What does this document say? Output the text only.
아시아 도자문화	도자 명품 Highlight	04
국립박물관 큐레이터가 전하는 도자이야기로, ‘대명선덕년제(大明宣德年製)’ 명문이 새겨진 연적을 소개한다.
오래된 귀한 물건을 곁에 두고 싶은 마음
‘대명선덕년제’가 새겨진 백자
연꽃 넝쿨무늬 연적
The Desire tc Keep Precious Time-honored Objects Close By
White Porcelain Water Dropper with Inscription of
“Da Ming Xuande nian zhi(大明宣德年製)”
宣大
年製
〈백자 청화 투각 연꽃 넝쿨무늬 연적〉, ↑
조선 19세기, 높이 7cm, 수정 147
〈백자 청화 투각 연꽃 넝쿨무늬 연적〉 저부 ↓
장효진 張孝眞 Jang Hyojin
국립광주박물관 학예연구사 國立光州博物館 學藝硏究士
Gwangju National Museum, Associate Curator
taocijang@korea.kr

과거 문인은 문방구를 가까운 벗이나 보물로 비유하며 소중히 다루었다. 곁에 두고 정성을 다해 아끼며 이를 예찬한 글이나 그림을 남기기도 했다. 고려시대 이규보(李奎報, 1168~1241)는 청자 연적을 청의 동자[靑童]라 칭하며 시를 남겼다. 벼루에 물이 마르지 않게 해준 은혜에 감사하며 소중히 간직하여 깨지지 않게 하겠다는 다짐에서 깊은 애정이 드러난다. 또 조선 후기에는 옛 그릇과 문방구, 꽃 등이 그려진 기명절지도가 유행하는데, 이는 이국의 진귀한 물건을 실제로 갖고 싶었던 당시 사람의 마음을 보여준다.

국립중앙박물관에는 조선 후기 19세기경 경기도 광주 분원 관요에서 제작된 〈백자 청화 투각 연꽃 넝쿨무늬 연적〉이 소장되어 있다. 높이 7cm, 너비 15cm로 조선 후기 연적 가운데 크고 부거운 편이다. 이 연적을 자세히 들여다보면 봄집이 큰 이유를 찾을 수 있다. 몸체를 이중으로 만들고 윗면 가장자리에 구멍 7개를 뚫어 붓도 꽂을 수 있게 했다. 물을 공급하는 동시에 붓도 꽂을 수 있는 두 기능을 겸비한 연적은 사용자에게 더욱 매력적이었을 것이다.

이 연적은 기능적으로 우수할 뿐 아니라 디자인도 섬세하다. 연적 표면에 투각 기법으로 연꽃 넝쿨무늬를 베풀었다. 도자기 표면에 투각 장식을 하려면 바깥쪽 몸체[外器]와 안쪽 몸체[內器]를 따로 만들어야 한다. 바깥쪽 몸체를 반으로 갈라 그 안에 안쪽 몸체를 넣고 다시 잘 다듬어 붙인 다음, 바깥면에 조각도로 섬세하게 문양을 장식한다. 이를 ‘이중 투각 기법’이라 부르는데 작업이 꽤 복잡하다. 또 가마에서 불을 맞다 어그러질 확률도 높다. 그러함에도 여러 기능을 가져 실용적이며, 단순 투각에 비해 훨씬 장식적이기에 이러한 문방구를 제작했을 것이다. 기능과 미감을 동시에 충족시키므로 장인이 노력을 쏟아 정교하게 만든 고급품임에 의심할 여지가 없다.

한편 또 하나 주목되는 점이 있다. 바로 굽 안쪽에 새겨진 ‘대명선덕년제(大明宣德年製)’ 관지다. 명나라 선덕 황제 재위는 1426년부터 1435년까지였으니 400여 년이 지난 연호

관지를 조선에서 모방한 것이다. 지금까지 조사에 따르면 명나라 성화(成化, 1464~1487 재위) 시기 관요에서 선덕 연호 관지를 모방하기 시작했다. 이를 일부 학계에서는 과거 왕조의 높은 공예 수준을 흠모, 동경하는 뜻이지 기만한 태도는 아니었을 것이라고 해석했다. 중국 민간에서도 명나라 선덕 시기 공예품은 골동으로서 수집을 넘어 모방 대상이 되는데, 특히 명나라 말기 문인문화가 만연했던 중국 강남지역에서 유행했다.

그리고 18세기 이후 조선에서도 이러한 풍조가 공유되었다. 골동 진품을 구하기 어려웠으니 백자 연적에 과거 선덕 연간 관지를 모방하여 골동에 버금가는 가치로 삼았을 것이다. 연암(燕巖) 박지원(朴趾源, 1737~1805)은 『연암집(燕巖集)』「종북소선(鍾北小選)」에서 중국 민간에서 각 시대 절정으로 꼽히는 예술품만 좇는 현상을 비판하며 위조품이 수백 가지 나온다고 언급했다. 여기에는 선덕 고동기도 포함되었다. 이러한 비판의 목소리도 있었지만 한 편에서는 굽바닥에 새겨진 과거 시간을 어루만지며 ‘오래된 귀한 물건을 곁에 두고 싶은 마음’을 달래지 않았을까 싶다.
........
Work to do —
Transcribe every entry word for word.

Exercise response —
What does this document say? Output the text only.
아시아 도자문화	도자 명품 Highlight	04
국립박물관 큐레이터가 전하는 도자이야기로, ‘대명선덕년제(大明宣德年製)’ 명문이 새겨진 연적을 소개한다.
오래된 귀한 물건을 곁에 두고 싶은 마음
‘대명선덕년제’가 새겨진 백자
연꽃 넝쿨무늬 연적
The Desire tc Keep Precious Time-honored Objects Close By
White Porcelain Water Dropper with Inscription of
“Da Ming Xuande nian zhi(大明宣德年製)”
宣大
年製
〈백자 청화 투각 연꽃 넝쿨무늬 연적〉, ↑
조선 19세기, 높이 7cm, 수정 147
〈백자 청화 투각 연꽃 넝쿨무늬 연적〉 저부 ↓
장효진 張孝眞 Jang Hyojin
국립광주박물관 학예연구사 國立光州博物館 學藝硏究士
Gwangju National Museum, Associate Curator
taocijang@korea.kr

과거 문인은 문방구를 가까운 벗이나 보물로 비유하며 소중히 다루었다. 곁에 두고 정성을 다해 아끼며 이를 예찬한 글이나 그림을 남기기도 했다. 고려시대 이규보(李奎報, 1168~1241)는 청자 연적을 청의 동자[靑童]라 칭하며 시를 남겼다. 벼루에 물이 마르지 않게 해준 은혜에 감사하며 소중히 간직하여 깨지지 않게 하겠다는 다짐에서 깊은 애정이 드러난다. 또 조선 후기에는 옛 그릇과 문방구, 꽃 등이 그려진 기명절지도가 유행하는데, 이는 이국의 진귀한 물건을 실제로 갖고 싶었던 당시 사람의 마음을 보여준다.

국립중앙박물관에는 조선 후기 19세기경 경기도 광주 분원 관요에서 제작된 〈백자 청화 투각 연꽃 넝쿨무늬 연적〉이 소장되어 있다. 높이 7cm, 너비 15cm로 조선 후기 연적 가운데 크고 부거운 편이다. 이 연적을 자세히 들여다보면 봄집이 큰 이유를 찾을 수 있다. 몸체를 이중으로 만들고 윗면 가장자리에 구멍 7개를 뚫어 붓도 꽂을 수 있게 했다. 물을 공급하는 동시에 붓도 꽂을 수 있는 두 기능을 겸비한 연적은 사용자에게 더욱 매력적이었을 것이다.

이 연적은 기능적으로 우수할 뿐 아니라 디자인도 섬세하다. 연적 표면에 투각 기법으로 연꽃 넝쿨무늬를 베풀었다. 도자기 표면에 투각 장식을 하려면 바깥쪽 몸체[外器]와 안쪽 몸체[內器]를 따로 만들어야 한다. 바깥쪽 몸체를 반으로 갈라 그 안에 안쪽 몸체를 넣고 다시 잘 다듬어 붙인 다음, 바깥면에 조각도로 섬세하게 문양을 장식한다. 이를 ‘이중 투각 기법’이라 부르는데 작업이 꽤 복잡하다. 또 가마에서 불을 맞다 어그러질 확률도 높다. 그러함에도 여러 기능을 가져 실용적이며, 단순 투각에 비해 훨씬 장식적이기에 이러한 문방구를 제작했을 것이다. 기능과 미감을 동시에 충족시키므로 장인이 노력을 쏟아 정교하게 만든 고급품임에 의심할 여지가 없다.

한편 또 하나 주목되는 점이 있다. 바로 굽 안쪽에 새겨진 ‘대명선덕년제(大明宣德年製)’ 관지다. 명나라 선덕 황제 재위는 1426년부터 1435년까지였으니 400여 년이 지난 연호

관지를 조선에서 모방한 것이다. 지금까지 조사에 따르면 명나라 성화(成化, 1464~1487 재위) 시기 관요에서 선덕 연호 관지를 모방하기 시작했다. 이를 일부 학계에서는 과거 왕조의 높은 공예 수준을 흠모, 동경하는 뜻이지 기만한 태도는 아니었을 것이라고 해석했다. 중국 민간에서도 명나라 선덕 시기 공예품은 골동으로서 수집을 넘어 모방 대상이 되는데, 특히 명나라 말기 문인문화가 만연했던 중국 강남지역에서 유행했다.

그리고 18세기 이후 조선에서도 이러한 풍조가 공유되었다. 골동 진품을 구하기 어려웠으니 백자 연적에 과거 선덕 연간 관지를 모방하여 골동에 버금가는 가치로 삼았을 것이다. 연암(燕巖) 박지원(朴趾源, 1737~1805)은 『연암집(燕巖集)』「종북소선(鍾北小選)」에서 중국 민간에서 각 시대 절정으로 꼽히는 예술품만 좇는 현상을 비판하며 위조품이 수백 가지 나온다고 언급했다. 여기에는 선덕 고동기도 포함되었다. 이러한 비판의 목소리도 있었지만 한 편에서는 굽바닥에 새겨진 과거 시간을 어루만지며 ‘오래된 귀한 물건을 곁에 두고 싶은 마음’을 달래지 않았을까 싶다.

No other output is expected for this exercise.